TO BE DONE — Only the pictures are left out: repeat the rest of the entries exactly.

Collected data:
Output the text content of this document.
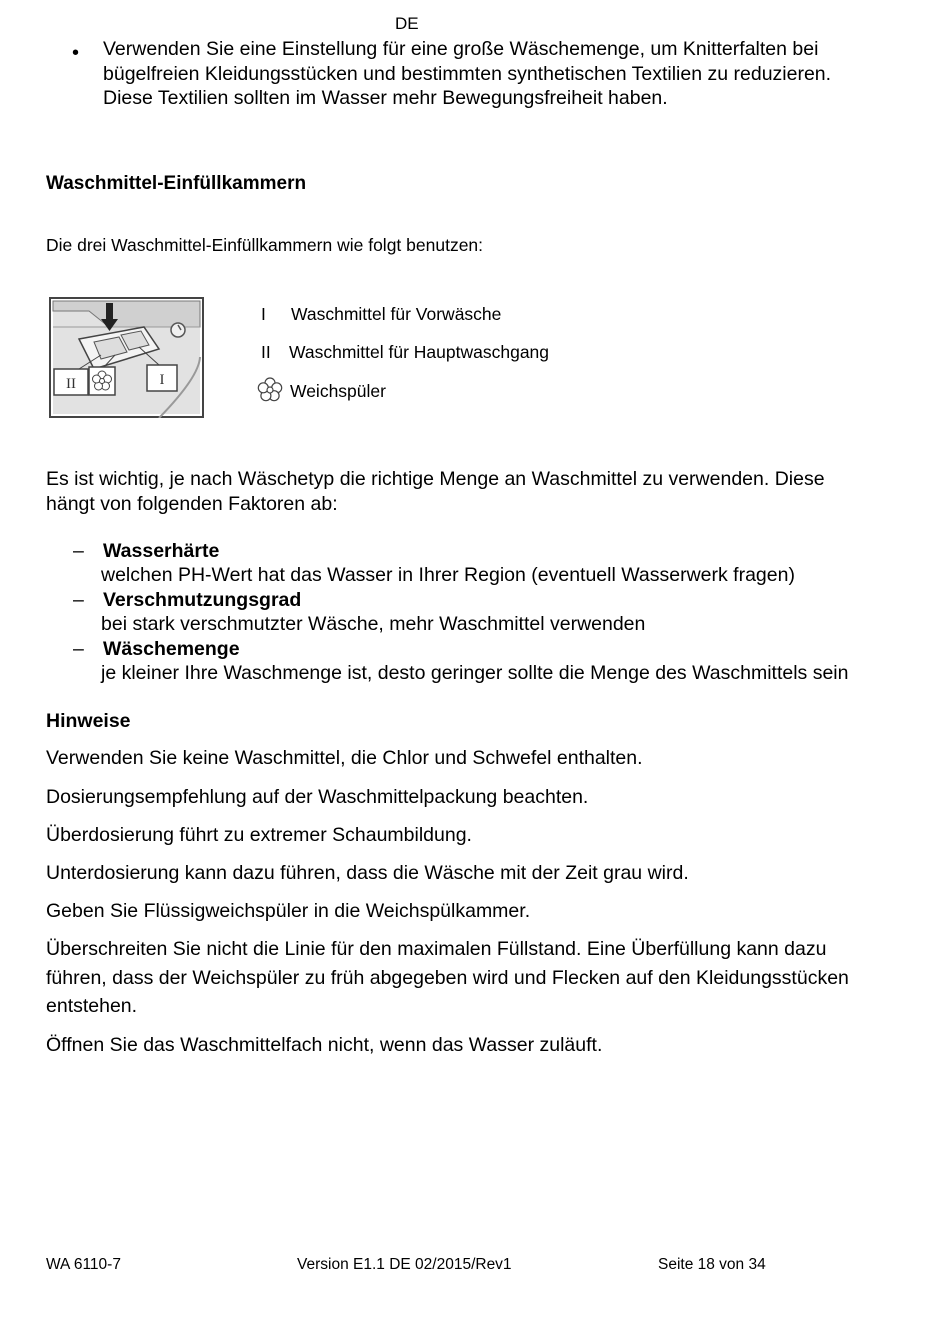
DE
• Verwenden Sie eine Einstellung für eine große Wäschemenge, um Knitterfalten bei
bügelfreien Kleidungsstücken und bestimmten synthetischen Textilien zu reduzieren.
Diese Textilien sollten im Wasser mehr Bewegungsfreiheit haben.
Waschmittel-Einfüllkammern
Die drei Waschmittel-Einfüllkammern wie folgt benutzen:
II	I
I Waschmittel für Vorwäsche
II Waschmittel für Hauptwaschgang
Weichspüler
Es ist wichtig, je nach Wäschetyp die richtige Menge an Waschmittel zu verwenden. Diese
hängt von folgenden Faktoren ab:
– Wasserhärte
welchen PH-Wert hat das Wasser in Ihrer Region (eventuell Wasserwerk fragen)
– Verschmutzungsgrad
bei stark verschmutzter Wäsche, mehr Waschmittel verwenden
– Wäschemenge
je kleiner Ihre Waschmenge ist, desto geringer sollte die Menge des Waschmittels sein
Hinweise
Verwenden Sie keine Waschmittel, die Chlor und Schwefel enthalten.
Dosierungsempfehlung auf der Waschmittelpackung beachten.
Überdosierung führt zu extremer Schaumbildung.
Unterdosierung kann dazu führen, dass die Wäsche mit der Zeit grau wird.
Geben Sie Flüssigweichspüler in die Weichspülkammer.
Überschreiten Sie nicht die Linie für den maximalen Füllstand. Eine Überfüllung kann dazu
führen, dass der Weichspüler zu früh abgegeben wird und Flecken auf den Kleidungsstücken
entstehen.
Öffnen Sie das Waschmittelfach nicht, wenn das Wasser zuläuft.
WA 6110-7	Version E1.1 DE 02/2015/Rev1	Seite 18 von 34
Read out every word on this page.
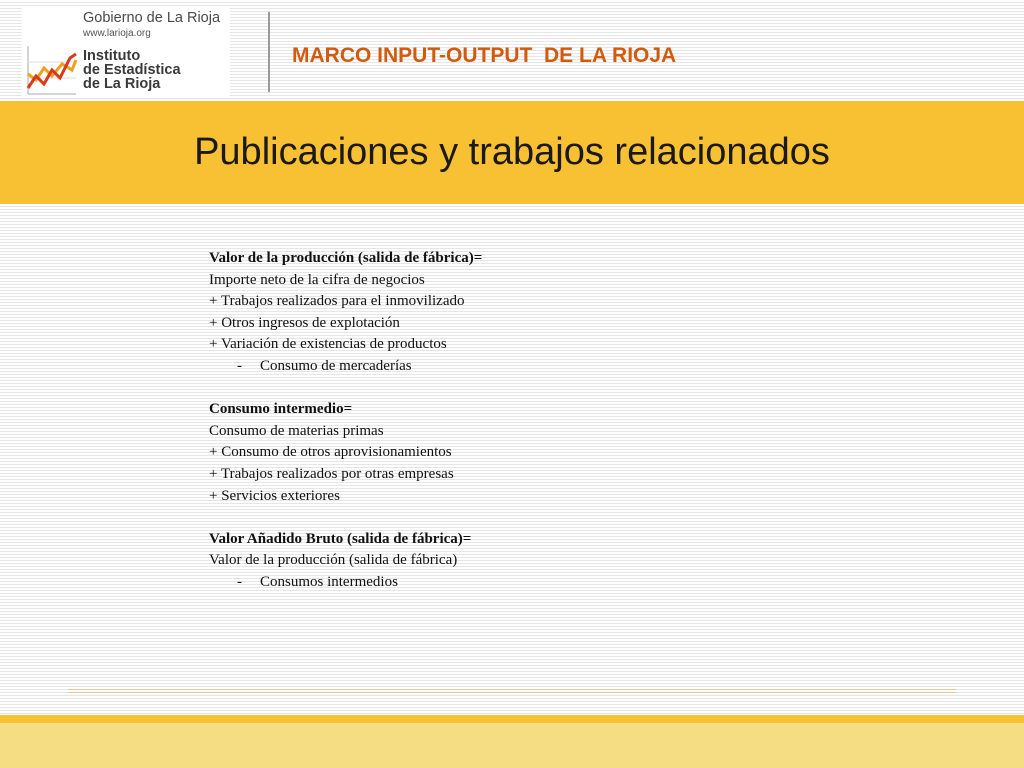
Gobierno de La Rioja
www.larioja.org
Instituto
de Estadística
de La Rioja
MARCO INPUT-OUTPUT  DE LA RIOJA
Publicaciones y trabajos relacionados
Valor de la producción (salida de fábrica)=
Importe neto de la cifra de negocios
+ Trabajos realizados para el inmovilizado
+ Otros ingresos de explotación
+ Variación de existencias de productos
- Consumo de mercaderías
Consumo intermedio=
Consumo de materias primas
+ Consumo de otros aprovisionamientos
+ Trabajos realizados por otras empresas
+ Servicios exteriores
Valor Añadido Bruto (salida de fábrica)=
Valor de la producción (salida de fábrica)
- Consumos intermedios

RESULT FOR THIS EXERCISE —
Output the text content of this document.
DE
• Verwenden Sie eine Einstellung für eine große Wäschemenge, um Knitterfalten bei
bügelfreien Kleidungsstücken und bestimmten synthetischen Textilien zu reduzieren.
Diese Textilien sollten im Wasser mehr Bewegungsfreiheit haben.
Waschmittel-Einfüllkammern
Die drei Waschmittel-Einfüllkammern wie folgt benutzen:
II	I
I Waschmittel für Vorwäsche
II Waschmittel für Hauptwaschgang
Weichspüler
Es ist wichtig, je nach Wäschetyp die richtige Menge an Waschmittel zu verwenden. Diese
hängt von folgenden Faktoren ab:
– Wasserhärte
welchen PH-Wert hat das Wasser in Ihrer Region (eventuell Wasserwerk fragen)
– Verschmutzungsgrad
bei stark verschmutzter Wäsche, mehr Waschmittel verwenden
– Wäschemenge
je kleiner Ihre Waschmenge ist, desto geringer sollte die Menge des Waschmittels sein
Hinweise
Verwenden Sie keine Waschmittel, die Chlor und Schwefel enthalten.
Dosierungsempfehlung auf der Waschmittelpackung beachten.
Überdosierung führt zu extremer Schaumbildung.
Unterdosierung kann dazu führen, dass die Wäsche mit der Zeit grau wird.
Geben Sie Flüssigweichspüler in die Weichspülkammer.
Überschreiten Sie nicht die Linie für den maximalen Füllstand. Eine Überfüllung kann dazu
führen, dass der Weichspüler zu früh abgegeben wird und Flecken auf den Kleidungsstücken
entstehen.
Öffnen Sie das Waschmittelfach nicht, wenn das Wasser zuläuft.
WA 6110-7	Version E1.1 DE 02/2015/Rev1	Seite 18 von 34
Read out every word on this page.
Gobierno de La Rioja
www.larioja.org
Instituto
de Estadística
de La Rioja
MARCO INPUT-OUTPUT  DE LA RIOJA
Publicaciones y trabajos relacionados
Valor de la producción (salida de fábrica)=
Importe neto de la cifra de negocios
+ Trabajos realizados para el inmovilizado
+ Otros ingresos de explotación
+ Variación de existencias de productos
- Consumo de mercaderías
Consumo intermedio=
Consumo de materias primas
+ Consumo de otros aprovisionamientos
+ Trabajos realizados por otras empresas
+ Servicios exteriores
Valor Añadido Bruto (salida de fábrica)=
Valor de la producción (salida de fábrica)
- Consumos intermedios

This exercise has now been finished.